* [Problem requirements]: Your answer should be a single number: the count of lines containing the string "Microsoft".

══ Given information ══

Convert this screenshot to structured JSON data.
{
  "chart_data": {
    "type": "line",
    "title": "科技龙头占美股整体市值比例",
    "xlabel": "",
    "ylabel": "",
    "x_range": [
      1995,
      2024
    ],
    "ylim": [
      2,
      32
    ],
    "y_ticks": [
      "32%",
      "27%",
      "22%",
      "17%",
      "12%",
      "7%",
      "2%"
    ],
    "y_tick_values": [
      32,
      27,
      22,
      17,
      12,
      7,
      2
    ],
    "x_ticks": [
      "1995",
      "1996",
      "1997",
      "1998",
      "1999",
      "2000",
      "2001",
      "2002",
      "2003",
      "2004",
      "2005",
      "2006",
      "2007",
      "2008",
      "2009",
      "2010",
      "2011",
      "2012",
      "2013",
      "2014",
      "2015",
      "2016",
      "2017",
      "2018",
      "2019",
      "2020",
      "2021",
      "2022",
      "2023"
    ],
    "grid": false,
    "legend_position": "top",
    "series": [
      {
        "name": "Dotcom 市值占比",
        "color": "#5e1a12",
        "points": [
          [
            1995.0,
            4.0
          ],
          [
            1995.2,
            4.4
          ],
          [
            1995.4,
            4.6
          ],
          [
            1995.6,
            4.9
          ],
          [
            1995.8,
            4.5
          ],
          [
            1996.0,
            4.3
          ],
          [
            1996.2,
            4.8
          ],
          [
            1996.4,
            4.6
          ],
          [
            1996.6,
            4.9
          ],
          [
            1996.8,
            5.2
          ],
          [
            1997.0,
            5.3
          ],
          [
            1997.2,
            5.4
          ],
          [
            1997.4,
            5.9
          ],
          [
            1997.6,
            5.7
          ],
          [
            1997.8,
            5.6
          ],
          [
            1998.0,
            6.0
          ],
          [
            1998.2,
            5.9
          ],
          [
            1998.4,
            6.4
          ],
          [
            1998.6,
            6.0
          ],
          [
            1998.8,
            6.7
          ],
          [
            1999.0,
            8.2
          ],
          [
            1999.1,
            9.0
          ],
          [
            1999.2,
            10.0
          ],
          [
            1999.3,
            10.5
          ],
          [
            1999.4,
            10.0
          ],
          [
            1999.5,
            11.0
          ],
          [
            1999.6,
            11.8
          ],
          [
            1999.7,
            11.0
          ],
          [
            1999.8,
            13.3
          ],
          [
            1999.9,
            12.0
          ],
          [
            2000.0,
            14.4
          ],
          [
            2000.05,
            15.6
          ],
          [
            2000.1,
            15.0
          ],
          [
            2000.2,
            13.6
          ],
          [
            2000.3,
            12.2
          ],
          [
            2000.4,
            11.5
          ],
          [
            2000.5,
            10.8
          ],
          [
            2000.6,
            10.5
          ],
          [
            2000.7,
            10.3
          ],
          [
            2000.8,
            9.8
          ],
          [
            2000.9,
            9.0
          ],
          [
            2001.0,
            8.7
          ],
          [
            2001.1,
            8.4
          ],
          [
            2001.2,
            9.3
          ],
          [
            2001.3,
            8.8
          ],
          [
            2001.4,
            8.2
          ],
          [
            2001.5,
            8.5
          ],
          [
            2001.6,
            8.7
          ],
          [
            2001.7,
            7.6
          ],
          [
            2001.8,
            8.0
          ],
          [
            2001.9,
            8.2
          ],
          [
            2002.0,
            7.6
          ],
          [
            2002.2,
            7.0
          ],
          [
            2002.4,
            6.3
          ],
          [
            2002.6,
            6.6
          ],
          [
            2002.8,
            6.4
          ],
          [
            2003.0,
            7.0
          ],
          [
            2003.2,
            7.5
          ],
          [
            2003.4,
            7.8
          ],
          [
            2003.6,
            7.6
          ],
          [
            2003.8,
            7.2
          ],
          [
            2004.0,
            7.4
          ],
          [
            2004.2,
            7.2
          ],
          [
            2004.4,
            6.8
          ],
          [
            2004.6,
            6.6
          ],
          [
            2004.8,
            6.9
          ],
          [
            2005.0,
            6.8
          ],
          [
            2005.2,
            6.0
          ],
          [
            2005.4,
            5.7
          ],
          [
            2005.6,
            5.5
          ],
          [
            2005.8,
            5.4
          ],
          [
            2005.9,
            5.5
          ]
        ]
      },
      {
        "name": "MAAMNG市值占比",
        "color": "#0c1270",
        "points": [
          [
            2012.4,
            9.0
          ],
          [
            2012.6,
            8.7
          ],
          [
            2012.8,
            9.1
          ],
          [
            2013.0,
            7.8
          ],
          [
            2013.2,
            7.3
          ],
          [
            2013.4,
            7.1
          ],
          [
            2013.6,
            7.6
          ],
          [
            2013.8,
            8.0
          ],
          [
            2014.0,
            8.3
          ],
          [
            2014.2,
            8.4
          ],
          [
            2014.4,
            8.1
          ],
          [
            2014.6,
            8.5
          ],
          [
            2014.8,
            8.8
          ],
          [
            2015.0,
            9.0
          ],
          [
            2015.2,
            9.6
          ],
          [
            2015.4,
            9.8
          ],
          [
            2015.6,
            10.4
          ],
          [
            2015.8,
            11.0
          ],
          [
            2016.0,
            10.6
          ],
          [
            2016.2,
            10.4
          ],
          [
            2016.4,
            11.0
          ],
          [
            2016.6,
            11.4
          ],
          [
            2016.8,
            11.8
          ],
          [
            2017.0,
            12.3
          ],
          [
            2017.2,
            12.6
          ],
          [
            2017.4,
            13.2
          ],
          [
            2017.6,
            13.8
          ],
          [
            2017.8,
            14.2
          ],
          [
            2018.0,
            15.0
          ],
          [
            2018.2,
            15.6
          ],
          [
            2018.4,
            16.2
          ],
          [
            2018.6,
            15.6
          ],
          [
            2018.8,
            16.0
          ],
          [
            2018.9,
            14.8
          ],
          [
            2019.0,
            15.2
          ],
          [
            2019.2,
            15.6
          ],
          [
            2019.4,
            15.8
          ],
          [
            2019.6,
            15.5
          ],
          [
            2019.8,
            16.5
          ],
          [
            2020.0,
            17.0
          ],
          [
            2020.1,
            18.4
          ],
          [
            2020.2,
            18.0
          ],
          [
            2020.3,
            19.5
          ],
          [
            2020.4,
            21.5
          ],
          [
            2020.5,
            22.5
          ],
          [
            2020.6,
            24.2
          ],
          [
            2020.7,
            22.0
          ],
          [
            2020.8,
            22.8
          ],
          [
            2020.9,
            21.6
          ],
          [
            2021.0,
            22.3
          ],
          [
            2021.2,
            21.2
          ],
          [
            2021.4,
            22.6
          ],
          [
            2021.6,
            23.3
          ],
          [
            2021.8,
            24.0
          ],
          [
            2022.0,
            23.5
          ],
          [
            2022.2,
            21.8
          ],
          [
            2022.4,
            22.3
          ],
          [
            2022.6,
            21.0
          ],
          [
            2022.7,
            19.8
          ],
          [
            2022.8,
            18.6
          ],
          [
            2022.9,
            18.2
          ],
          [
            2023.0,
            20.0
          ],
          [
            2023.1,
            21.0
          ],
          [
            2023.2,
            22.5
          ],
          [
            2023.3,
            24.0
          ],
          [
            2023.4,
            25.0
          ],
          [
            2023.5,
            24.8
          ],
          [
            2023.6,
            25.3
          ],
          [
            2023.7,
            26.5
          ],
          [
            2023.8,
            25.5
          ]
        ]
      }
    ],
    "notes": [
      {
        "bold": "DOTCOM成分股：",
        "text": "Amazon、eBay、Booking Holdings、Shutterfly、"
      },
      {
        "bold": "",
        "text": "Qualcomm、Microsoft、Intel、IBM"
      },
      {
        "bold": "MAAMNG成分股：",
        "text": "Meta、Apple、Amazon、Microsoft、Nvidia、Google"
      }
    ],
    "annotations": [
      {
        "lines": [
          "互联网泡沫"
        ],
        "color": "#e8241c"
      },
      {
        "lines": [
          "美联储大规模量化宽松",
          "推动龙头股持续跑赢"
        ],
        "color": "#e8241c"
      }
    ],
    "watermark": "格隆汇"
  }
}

═══

* [Response to this task]: 2